* _GIVEN TASK_
Find the string "length" and gather every line that holds it.

#####

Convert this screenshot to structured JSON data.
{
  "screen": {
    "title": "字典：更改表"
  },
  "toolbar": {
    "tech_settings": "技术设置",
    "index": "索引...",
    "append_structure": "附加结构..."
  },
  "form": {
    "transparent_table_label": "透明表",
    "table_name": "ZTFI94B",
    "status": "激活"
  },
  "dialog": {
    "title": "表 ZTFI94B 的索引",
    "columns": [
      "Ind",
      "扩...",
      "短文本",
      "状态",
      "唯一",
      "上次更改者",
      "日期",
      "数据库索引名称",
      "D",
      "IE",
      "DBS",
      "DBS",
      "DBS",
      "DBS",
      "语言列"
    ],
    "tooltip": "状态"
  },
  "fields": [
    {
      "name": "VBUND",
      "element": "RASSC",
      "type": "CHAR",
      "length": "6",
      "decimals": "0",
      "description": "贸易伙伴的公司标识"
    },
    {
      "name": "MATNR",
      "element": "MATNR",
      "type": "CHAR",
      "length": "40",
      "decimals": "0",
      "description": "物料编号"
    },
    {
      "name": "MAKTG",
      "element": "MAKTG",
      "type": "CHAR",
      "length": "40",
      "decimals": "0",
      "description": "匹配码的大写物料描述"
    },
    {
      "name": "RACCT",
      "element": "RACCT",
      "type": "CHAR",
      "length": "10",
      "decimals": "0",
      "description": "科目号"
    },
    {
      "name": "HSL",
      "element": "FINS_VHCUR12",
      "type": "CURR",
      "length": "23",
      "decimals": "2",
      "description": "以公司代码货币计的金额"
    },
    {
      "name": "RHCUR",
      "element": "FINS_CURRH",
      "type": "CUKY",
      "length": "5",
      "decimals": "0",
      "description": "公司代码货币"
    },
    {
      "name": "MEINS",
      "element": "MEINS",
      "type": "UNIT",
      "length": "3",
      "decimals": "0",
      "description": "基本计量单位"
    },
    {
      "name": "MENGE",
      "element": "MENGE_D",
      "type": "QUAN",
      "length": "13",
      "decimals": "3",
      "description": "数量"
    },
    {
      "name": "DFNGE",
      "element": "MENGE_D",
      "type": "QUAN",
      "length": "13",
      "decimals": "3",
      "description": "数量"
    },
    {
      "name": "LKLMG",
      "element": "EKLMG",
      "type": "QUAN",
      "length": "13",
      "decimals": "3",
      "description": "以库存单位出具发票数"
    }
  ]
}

#####

* _REPLY TO THE EXERCISE_
      "length": "6",
      "length": "40",
      "length": "40",
      "length": "10",
      "length": "23",
      "length": "5",
      "length": "3",
      "length": "13",
      "length": "13",
      "length": "13",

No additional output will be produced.